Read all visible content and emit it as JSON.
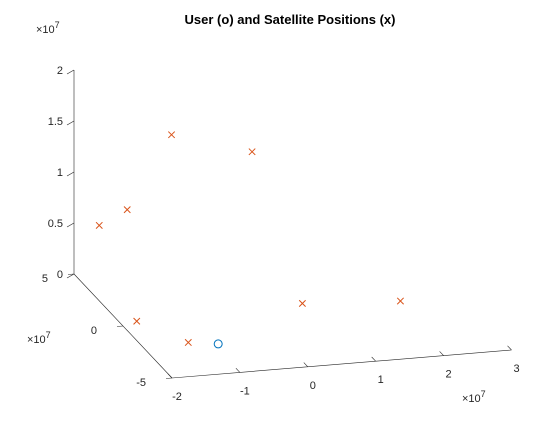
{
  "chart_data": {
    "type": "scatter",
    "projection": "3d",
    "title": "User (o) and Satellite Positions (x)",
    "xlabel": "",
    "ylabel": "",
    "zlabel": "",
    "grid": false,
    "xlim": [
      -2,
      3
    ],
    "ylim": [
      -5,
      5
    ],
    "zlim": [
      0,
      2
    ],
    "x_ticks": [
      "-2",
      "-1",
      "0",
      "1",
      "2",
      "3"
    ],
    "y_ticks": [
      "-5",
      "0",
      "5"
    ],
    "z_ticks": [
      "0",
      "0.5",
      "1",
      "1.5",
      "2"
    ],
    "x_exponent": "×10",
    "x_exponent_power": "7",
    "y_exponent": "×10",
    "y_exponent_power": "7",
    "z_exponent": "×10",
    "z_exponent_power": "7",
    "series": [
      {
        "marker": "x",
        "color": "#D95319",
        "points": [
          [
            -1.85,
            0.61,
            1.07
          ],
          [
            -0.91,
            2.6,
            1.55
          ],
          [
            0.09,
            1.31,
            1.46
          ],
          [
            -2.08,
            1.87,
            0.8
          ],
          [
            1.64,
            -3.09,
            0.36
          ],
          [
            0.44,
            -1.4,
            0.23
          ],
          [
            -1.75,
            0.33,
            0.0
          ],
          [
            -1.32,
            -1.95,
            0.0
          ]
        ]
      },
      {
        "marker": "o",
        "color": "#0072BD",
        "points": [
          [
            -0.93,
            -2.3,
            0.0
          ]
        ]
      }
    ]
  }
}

Goal of the exercise
Extract all the data above exactly, excluding every picture.

Final answer
Read all visible content and emit it as JSON.
{
  "chart_data": {
    "type": "scatter",
    "projection": "3d",
    "title": "User (o) and Satellite Positions (x)",
    "xlabel": "",
    "ylabel": "",
    "zlabel": "",
    "grid": false,
    "xlim": [
      -2,
      3
    ],
    "ylim": [
      -5,
      5
    ],
    "zlim": [
      0,
      2
    ],
    "x_ticks": [
      "-2",
      "-1",
      "0",
      "1",
      "2",
      "3"
    ],
    "y_ticks": [
      "-5",
      "0",
      "5"
    ],
    "z_ticks": [
      "0",
      "0.5",
      "1",
      "1.5",
      "2"
    ],
    "x_exponent": "×10",
    "x_exponent_power": "7",
    "y_exponent": "×10",
    "y_exponent_power": "7",
    "z_exponent": "×10",
    "z_exponent_power": "7",
    "series": [
      {
        "marker": "x",
        "color": "#D95319",
        "points": [
          [
            -1.85,
            0.61,
            1.07
          ],
          [
            -0.91,
            2.6,
            1.55
          ],
          [
            0.09,
            1.31,
            1.46
          ],
          [
            -2.08,
            1.87,
            0.8
          ],
          [
            1.64,
            -3.09,
            0.36
          ],
          [
            0.44,
            -1.4,
            0.23
          ],
          [
            -1.75,
            0.33,
            0.0
          ],
          [
            -1.32,
            -1.95,
            0.0
          ]
        ]
      },
      {
        "marker": "o",
        "color": "#0072BD",
        "points": [
          [
            -0.93,
            -2.3,
            0.0
          ]
        ]
      }
    ]
  }
}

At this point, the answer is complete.